INSTRUCTIONS TO FOLLOW.
Below are records. Copy every line with "following" in it.

THE RECORDS.
____

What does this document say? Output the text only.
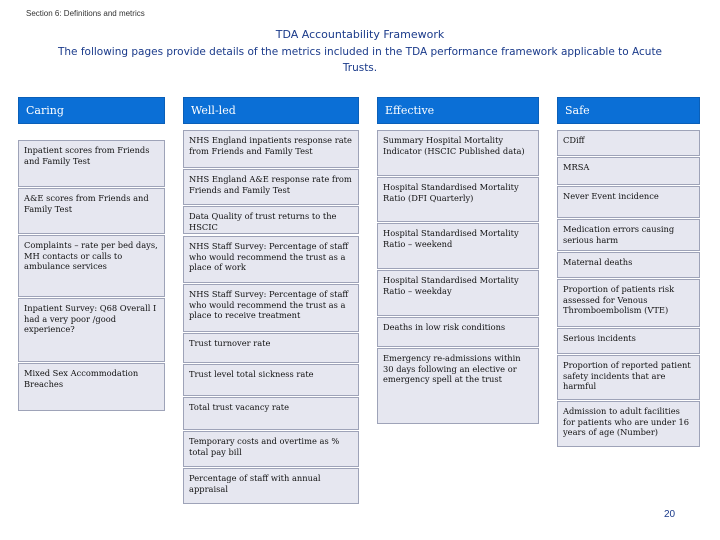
Section 6: Definitions and metrics
TDA Accountability Framework
The following pages provide details of the metrics included in the TDA performance framework applicable to Acute Trusts.
Caring
Inpatient scores from Friends and Family Test
A&E scores from Friends and Family Test
Complaints – rate per bed days, MH contacts or calls to ambulance services
Inpatient Survey: Q68 Overall I had a very poor /good experience?
Mixed Sex Accommodation Breaches
Well-led
NHS England inpatients response rate from Friends and Family Test
NHS England A&E response rate from Friends and Family Test
Data Quality of trust returns to the HSCIC
NHS Staff Survey: Percentage of staff who would recommend the trust as a place of work
NHS Staff Survey: Percentage of staff who would recommend the trust as a place to receive treatment
Trust turnover rate
Trust level total sickness rate
Total trust vacancy rate
Temporary costs and overtime as % total pay bill
Percentage of staff with annual appraisal
Effective
Summary Hospital Mortality Indicator (HSCIC Published data)
Hospital Standardised Mortality Ratio (DFI Quarterly)
Hospital Standardised Mortality Ratio – weekend
Hospital Standardised Mortality Ratio – weekday
Deaths in low risk conditions
Emergency re-admissions within 30 days following an elective or emergency spell at the trust
Safe
CDiff
MRSA
Never Event incidence
Medication errors causing serious harm
Maternal deaths
Proportion of patients risk assessed for Venous Thromboembolism (VTE)
Serious incidents
Proportion of reported patient safety incidents that are harmful
Admission to adult facilities for patients who are under 16 years of age (Number)
20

____

OUTPUT.
The following pages provide details of the metrics included in the TDA performance framework applicable to Acute Trusts.
Emergency re-admissions within 30 days following an elective or emergency spell at the trust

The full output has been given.